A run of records
============
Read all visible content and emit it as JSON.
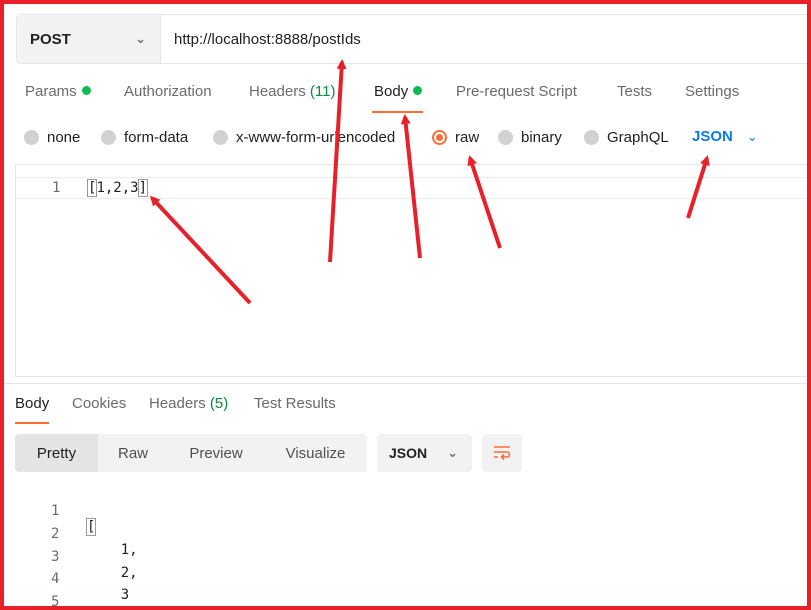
{
  "request": {
    "method": "POST",
    "url": "http://localhost:8888/postIds"
  },
  "request_tabs": [
    {
      "label": "Params",
      "dot": true
    },
    {
      "label": "Authorization"
    },
    {
      "label": "Headers",
      "count": "(11)"
    },
    {
      "label": "Body",
      "dot": true,
      "active": true
    },
    {
      "label": "Pre-request Script"
    },
    {
      "label": "Tests"
    },
    {
      "label": "Settings"
    }
  ],
  "body_types": [
    {
      "label": "none"
    },
    {
      "label": "form-data"
    },
    {
      "label": "x-www-form-urlencoded"
    },
    {
      "label": "raw",
      "selected": true
    },
    {
      "label": "binary"
    },
    {
      "label": "GraphQL"
    }
  ],
  "body_format": "JSON",
  "editor": {
    "line_number": "1",
    "content": "[1,2,3]"
  },
  "response_tabs": [
    {
      "label": "Body",
      "active": true
    },
    {
      "label": "Cookies"
    },
    {
      "label": "Headers",
      "count": "(5)"
    },
    {
      "label": "Test Results"
    }
  ],
  "view_modes": [
    "Pretty",
    "Raw",
    "Preview",
    "Visualize"
  ],
  "active_view_mode": "Pretty",
  "response_format": "JSON",
  "response_lines": [
    {
      "n": "1",
      "text": "["
    },
    {
      "n": "2",
      "text": "    1,"
    },
    {
      "n": "3",
      "text": "    2,"
    },
    {
      "n": "4",
      "text": "    3"
    },
    {
      "n": "5",
      "text": "]"
    }
  ],
  "colors": {
    "accent": "#ff6c37",
    "success_dot": "#0cbb52",
    "link_blue": "#097bed",
    "annotation_red": "#e8202a"
  }
}
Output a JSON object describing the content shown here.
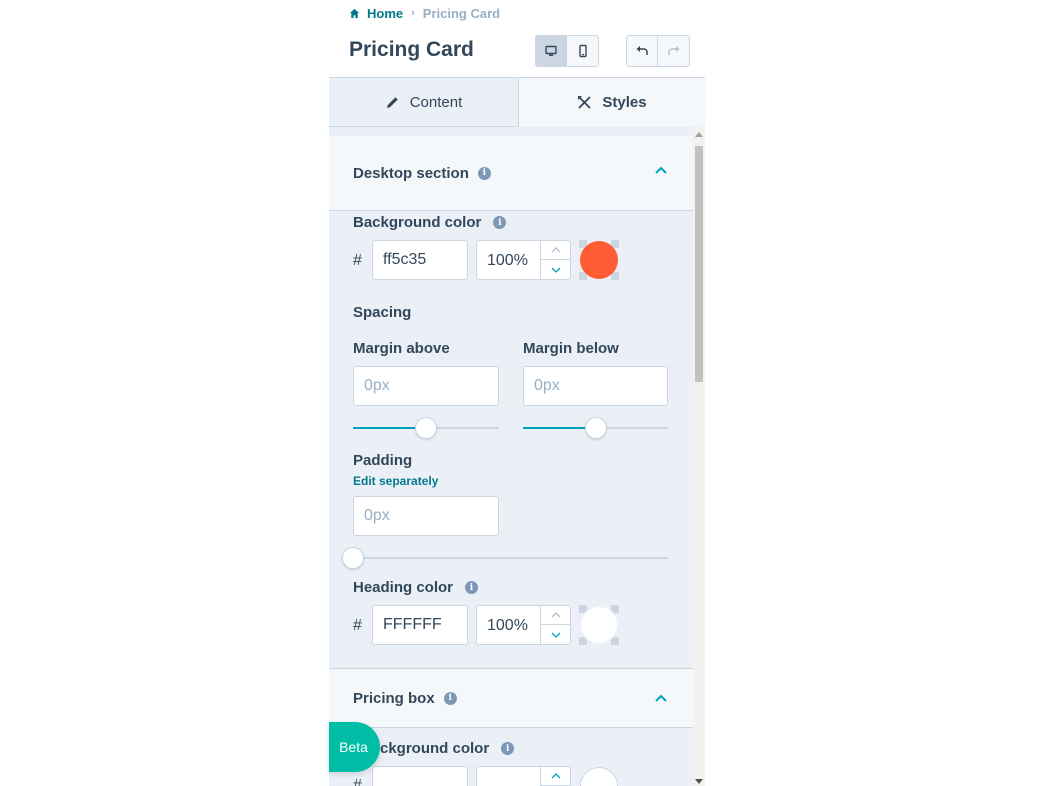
{
  "breadcrumb": {
    "home": "Home",
    "separator": "›",
    "current": "Pricing Card"
  },
  "page": {
    "title": "Pricing Card"
  },
  "tabs": [
    {
      "label": "Content",
      "icon": "pencil-icon"
    },
    {
      "label": "Styles",
      "icon": "styles-icon"
    }
  ],
  "sections": {
    "desktop": {
      "title": "Desktop section",
      "background_color": {
        "label": "Background color",
        "hash": "#",
        "hex": "ff5c35",
        "opacity": "100%",
        "swatch": "#ff5c35"
      },
      "spacing": {
        "label": "Spacing",
        "margin_above": {
          "label": "Margin above",
          "placeholder": "0px",
          "level_percent": 50
        },
        "margin_below": {
          "label": "Margin below",
          "placeholder": "0px",
          "level_percent": 50
        }
      },
      "padding": {
        "label": "Padding",
        "edit_link": "Edit separately",
        "placeholder": "0px",
        "level_percent": 0
      },
      "heading_color": {
        "label": "Heading color",
        "hash": "#",
        "hex": "FFFFFF",
        "opacity": "100%",
        "swatch": "#ffffff"
      }
    },
    "pricing_box": {
      "title": "Pricing box",
      "background_color": {
        "label": "ckground color",
        "hash": "#"
      }
    }
  },
  "beta_label": "Beta",
  "colors": {
    "accent": "#00a4bd",
    "link": "#007a8c",
    "panel_bg": "#eaf0f6",
    "border": "#cbd6e2",
    "beta": "#00bda5"
  }
}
============
**INSTRUCTION**
Make an exact copy of all the material, but keep the pictures out of it.

**RESPONSE FOR THIS EXERCISE**
Read all visible content and emit it as JSON.
{
  "request": {
    "method": "POST",
    "url": "http://localhost:8888/postIds"
  },
  "request_tabs": [
    {
      "label": "Params",
      "dot": true
    },
    {
      "label": "Authorization"
    },
    {
      "label": "Headers",
      "count": "(11)"
    },
    {
      "label": "Body",
      "dot": true,
      "active": true
    },
    {
      "label": "Pre-request Script"
    },
    {
      "label": "Tests"
    },
    {
      "label": "Settings"
    }
  ],
  "body_types": [
    {
      "label": "none"
    },
    {
      "label": "form-data"
    },
    {
      "label": "x-www-form-urlencoded"
    },
    {
      "label": "raw",
      "selected": true
    },
    {
      "label": "binary"
    },
    {
      "label": "GraphQL"
    }
  ],
  "body_format": "JSON",
  "editor": {
    "line_number": "1",
    "content": "[1,2,3]"
  },
  "response_tabs": [
    {
      "label": "Body",
      "active": true
    },
    {
      "label": "Cookies"
    },
    {
      "label": "Headers",
      "count": "(5)"
    },
    {
      "label": "Test Results"
    }
  ],
  "view_modes": [
    "Pretty",
    "Raw",
    "Preview",
    "Visualize"
  ],
  "active_view_mode": "Pretty",
  "response_format": "JSON",
  "response_lines": [
    {
      "n": "1",
      "text": "["
    },
    {
      "n": "2",
      "text": "    1,"
    },
    {
      "n": "3",
      "text": "    2,"
    },
    {
      "n": "4",
      "text": "    3"
    },
    {
      "n": "5",
      "text": "]"
    }
  ],
  "colors": {
    "accent": "#ff6c37",
    "success_dot": "#0cbb52",
    "link_blue": "#097bed",
    "annotation_red": "#e8202a"
  }
}
Output a JSON object describing the content shown here.
{
  "breadcrumb": {
    "home": "Home",
    "separator": "›",
    "current": "Pricing Card"
  },
  "page": {
    "title": "Pricing Card"
  },
  "tabs": [
    {
      "label": "Content",
      "icon": "pencil-icon"
    },
    {
      "label": "Styles",
      "icon": "styles-icon"
    }
  ],
  "sections": {
    "desktop": {
      "title": "Desktop section",
      "background_color": {
        "label": "Background color",
        "hash": "#",
        "hex": "ff5c35",
        "opacity": "100%",
        "swatch": "#ff5c35"
      },
      "spacing": {
        "label": "Spacing",
        "margin_above": {
          "label": "Margin above",
          "placeholder": "0px",
          "level_percent": 50
        },
        "margin_below": {
          "label": "Margin below",
          "placeholder": "0px",
          "level_percent": 50
        }
      },
      "padding": {
        "label": "Padding",
        "edit_link": "Edit separately",
        "placeholder": "0px",
        "level_percent": 0
      },
      "heading_color": {
        "label": "Heading color",
        "hash": "#",
        "hex": "FFFFFF",
        "opacity": "100%",
        "swatch": "#ffffff"
      }
    },
    "pricing_box": {
      "title": "Pricing box",
      "background_color": {
        "label": "ckground color",
        "hash": "#"
      }
    }
  },
  "beta_label": "Beta",
  "colors": {
    "accent": "#00a4bd",
    "link": "#007a8c",
    "panel_bg": "#eaf0f6",
    "border": "#cbd6e2",
    "beta": "#00bda5"
  }
}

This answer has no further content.